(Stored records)
------------------------

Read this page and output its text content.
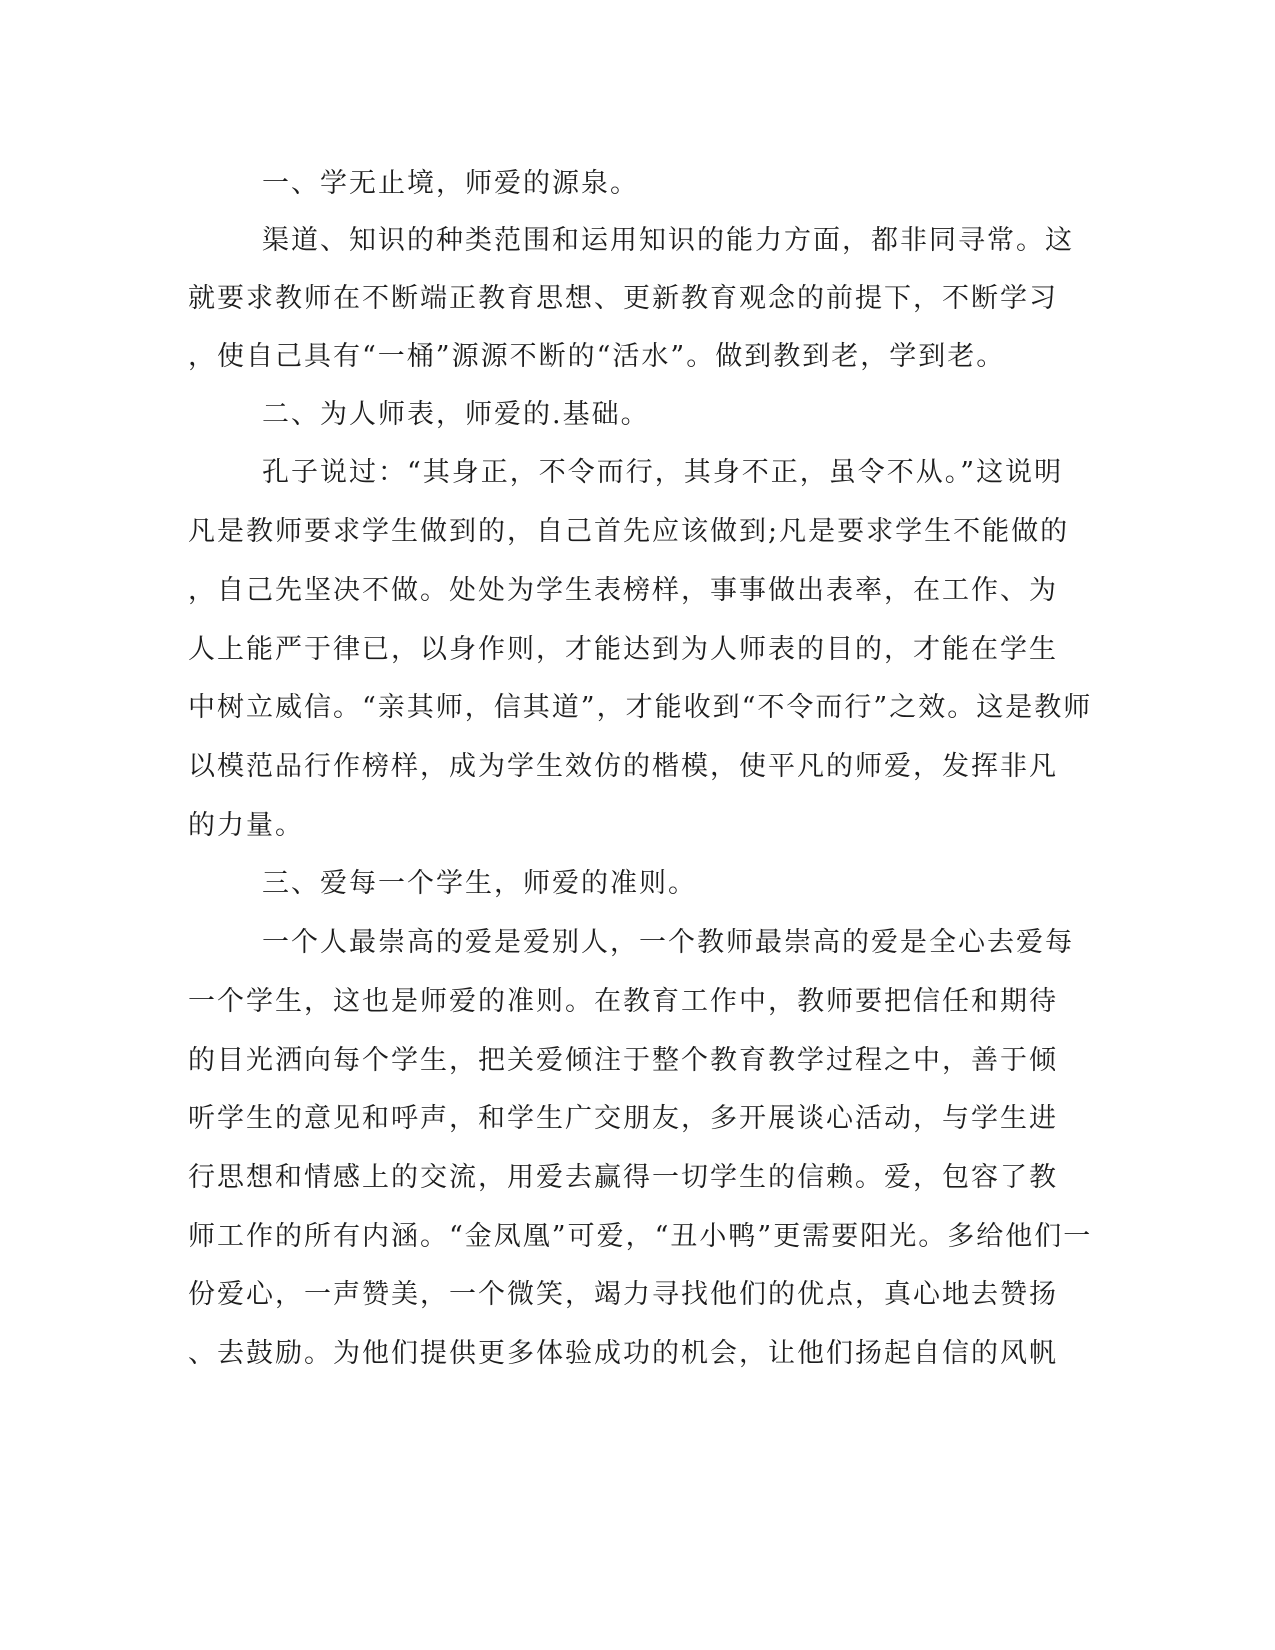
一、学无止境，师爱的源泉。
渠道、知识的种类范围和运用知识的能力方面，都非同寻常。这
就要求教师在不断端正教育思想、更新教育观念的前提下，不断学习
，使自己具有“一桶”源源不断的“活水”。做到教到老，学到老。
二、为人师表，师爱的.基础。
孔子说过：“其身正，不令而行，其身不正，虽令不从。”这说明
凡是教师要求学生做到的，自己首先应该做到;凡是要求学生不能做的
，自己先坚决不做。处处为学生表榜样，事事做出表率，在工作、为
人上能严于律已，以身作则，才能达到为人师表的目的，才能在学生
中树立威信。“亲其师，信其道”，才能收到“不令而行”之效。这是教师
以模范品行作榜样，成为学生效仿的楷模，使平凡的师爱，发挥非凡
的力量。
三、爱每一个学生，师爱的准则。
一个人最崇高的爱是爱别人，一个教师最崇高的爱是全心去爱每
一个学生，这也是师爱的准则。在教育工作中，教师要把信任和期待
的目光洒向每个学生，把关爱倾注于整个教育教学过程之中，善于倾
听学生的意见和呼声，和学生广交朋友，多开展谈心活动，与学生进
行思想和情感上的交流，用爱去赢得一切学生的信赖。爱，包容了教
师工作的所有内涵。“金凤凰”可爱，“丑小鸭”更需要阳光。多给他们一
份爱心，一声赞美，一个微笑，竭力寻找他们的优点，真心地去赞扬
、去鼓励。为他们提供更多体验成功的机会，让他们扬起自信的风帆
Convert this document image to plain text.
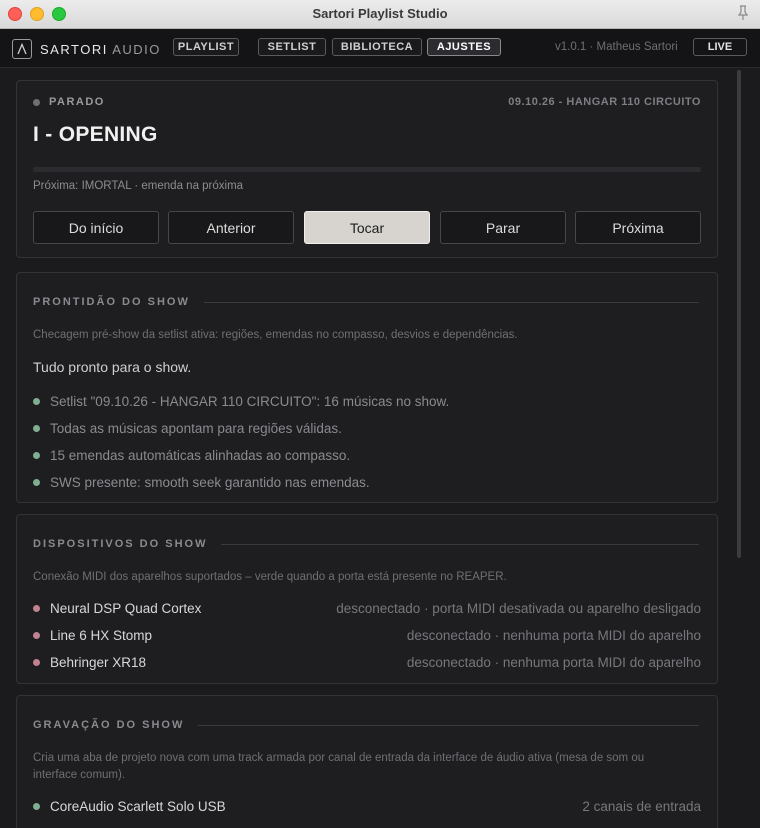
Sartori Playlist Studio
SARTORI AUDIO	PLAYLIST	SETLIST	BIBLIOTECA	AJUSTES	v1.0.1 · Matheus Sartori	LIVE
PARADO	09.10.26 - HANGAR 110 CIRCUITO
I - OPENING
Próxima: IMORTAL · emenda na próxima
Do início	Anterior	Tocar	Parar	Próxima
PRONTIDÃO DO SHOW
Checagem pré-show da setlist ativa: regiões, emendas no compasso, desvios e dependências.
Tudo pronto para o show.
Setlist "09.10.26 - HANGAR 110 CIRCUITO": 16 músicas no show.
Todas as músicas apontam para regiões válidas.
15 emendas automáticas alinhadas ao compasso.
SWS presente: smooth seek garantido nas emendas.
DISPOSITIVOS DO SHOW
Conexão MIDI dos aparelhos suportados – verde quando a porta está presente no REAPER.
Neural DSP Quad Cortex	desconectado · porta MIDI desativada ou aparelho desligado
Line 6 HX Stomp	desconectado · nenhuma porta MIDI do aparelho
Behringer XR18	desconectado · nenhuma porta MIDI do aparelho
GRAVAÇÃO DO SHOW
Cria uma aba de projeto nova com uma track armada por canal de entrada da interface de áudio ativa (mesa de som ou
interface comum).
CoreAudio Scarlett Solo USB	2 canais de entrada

------------------------

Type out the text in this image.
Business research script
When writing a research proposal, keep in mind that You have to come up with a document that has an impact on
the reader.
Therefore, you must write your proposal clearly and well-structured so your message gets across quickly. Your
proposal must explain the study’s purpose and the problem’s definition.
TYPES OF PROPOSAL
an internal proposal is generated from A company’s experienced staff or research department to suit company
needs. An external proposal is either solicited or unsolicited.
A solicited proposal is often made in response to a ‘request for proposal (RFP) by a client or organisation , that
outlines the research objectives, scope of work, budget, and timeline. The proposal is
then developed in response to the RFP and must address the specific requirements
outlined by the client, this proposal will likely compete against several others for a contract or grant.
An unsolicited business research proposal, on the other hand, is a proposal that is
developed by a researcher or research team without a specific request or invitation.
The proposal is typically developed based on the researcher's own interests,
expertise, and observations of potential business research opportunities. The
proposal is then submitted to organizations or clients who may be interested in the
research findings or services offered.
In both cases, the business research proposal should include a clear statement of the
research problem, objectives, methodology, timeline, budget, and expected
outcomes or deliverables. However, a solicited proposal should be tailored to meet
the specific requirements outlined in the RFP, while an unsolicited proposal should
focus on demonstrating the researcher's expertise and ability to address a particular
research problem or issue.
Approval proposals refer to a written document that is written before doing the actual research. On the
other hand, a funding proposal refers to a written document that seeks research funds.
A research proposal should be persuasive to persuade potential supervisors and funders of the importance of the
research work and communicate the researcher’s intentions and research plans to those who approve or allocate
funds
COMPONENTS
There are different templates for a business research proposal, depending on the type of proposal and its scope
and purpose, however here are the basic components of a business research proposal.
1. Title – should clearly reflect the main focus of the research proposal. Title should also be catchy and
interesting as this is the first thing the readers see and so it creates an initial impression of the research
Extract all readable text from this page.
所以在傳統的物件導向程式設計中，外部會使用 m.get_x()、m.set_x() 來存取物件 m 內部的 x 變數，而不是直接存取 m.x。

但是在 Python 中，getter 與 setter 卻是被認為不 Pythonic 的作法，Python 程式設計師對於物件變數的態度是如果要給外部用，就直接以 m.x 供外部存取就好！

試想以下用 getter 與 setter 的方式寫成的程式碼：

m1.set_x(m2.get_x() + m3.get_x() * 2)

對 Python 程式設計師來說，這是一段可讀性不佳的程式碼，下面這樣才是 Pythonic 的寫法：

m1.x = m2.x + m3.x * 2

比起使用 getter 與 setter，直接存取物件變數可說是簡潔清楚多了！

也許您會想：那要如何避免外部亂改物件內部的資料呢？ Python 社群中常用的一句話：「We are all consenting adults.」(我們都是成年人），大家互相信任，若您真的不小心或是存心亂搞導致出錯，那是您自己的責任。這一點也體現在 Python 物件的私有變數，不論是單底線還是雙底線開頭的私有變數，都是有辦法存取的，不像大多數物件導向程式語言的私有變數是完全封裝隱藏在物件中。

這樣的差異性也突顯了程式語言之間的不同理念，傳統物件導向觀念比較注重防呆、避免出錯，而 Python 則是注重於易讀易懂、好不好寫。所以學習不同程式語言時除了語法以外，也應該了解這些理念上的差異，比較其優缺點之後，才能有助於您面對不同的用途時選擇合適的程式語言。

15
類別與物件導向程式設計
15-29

------------------------

In the entries above, some lines may contain the string "scope"; report how many, without additional comment.

2